[begin Available data]

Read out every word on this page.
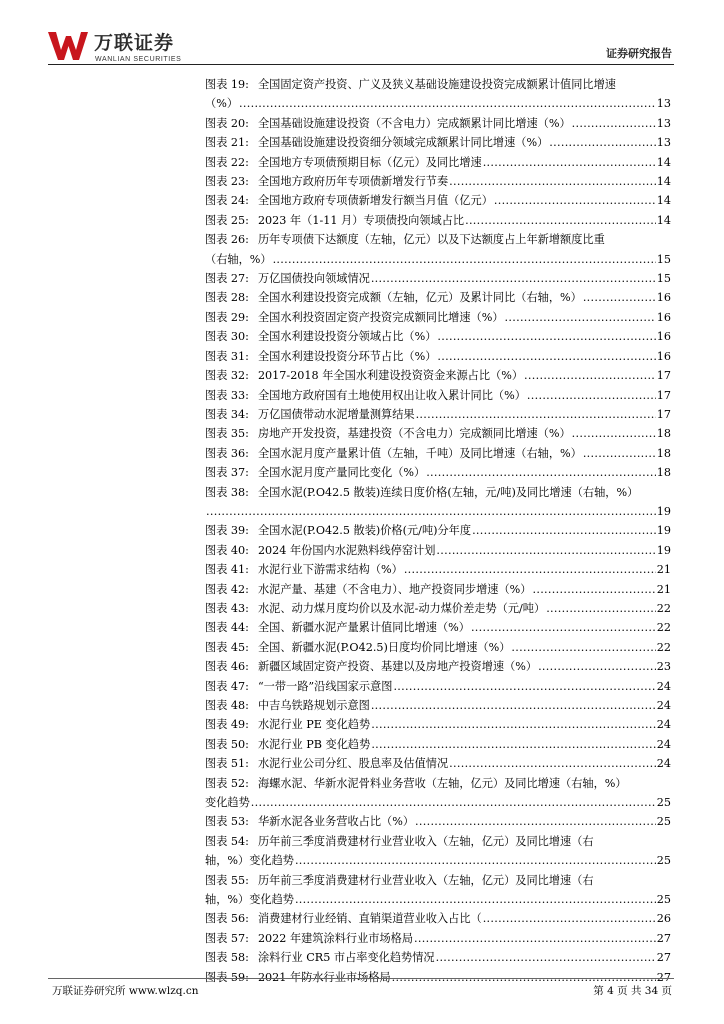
万联证券
WANLIAN SECURITIES	证券研究报告
图表 19: 全国固定资产投资、广义及狭义基础设施建设投资完成额累计值同比增速
（%） .....	13
图表 20: 全国基础设施建设投资（不含电力）完成额累计同比增速（%） .....	13
图表 21: 全国基础设施建设投资细分领域完成额累计同比增速（%） .....	13
图表 22: 全国地方专项债预期目标（亿元）及同比增速 .....	14
图表 23: 全国地方政府历年专项债新增发行节奏 .....	14
图表 24: 全国地方政府专项债新增发行额当月值（亿元） .....	14
图表 25: 2023 年（1-11 月）专项债投向领域占比 .....	14
图表 26: 历年专项债下达额度（左轴，亿元）以及下达额度占上年新增额度比重
（右轴，%） .....	15
图表 27: 万亿国债投向领域情况 .....	15
图表 28: 全国水利建设投资完成额（左轴，亿元）及累计同比（右轴，%） .....	16
图表 29: 全国水利投资固定资产投资完成额同比增速（%） .....	16
图表 30: 全国水利建设投资分领域占比（%） .....	16
图表 31: 全国水利建设投资分环节占比（%） .....	16
图表 32: 2017-2018 年全国水利建设投资资金来源占比（%） .....	17
图表 33: 全国地方政府国有土地使用权出让收入累计同比（%） .....	17
图表 34: 万亿国债带动水泥增量测算结果 .....	17
图表 35: 房地产开发投资，基建投资（不含电力）完成额同比增速（%） .....	18
图表 36: 全国水泥月度产量累计值（左轴，千吨）及同比增速（右轴，%） .....	18
图表 37: 全国水泥月度产量同比变化（%） .....	18
图表 38: 全国水泥(P.O42.5 散装)连续日度价格(左轴，元/吨)及同比增速（右轴，%）
.....
19
图表 39: 全国水泥(P.O42.5 散装)价格(元/吨)分年度 .....	19
图表 40: 2024 年份国内水泥熟料线停窑计划 .....	19
图表 41: 水泥行业下游需求结构（%） .....	21
图表 42: 水泥产量、基建（不含电力）、地产投资同步增速（%） .....	21
图表 43: 水泥、动力煤月度均价以及水泥-动力煤价差走势（元/吨） .....	22
图表 44: 全国、新疆水泥产量累计值同比增速（%） .....	22
图表 45: 全国、新疆水泥(P.O42.5)日度均价同比增速（%） .....	22
图表 46: 新疆区域固定资产投资、基建以及房地产投资增速（%） .....	23
图表 47: “一带一路”沿线国家示意图 .....	24
图表 48: 中吉乌铁路规划示意图 .....	24
图表 49: 水泥行业 PE 变化趋势 .....	24
图表 50: 水泥行业 PB 变化趋势 .....	24
图表 51: 水泥行业公司分红、股息率及估值情况 .....	24
图表 52: 海螺水泥、华新水泥骨料业务营收（左轴，亿元）及同比增速（右轴，%）
变化趋势 .....	25
图表 53: 华新水泥各业务营收占比（%） .....	25
图表 54: 历年前三季度消费建材行业营业收入（左轴，亿元）及同比增速（右
轴，%）变化趋势 .....	25
图表 55: 历年前三季度消费建材行业营业收入（左轴，亿元）及同比增速（右
轴，%）变化趋势 .....	25
图表 56: 消费建材行业经销、直销渠道营业收入占比（ .....	26
图表 57: 2022 年建筑涂料行业市场格局 .....	27
图表 58: 涂料行业 CR5 市占率变化趋势情况 .....	27
图表 59: 2021 年防水行业市场格局 .....	27
万联证券研究所 www.wlzq.cn	第 4 页 共 34 页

[end Available data]

- [Your objective]
Tell how many lines of the material above hold "不含电力", answering with a bare number.

- [Solved exercise]
3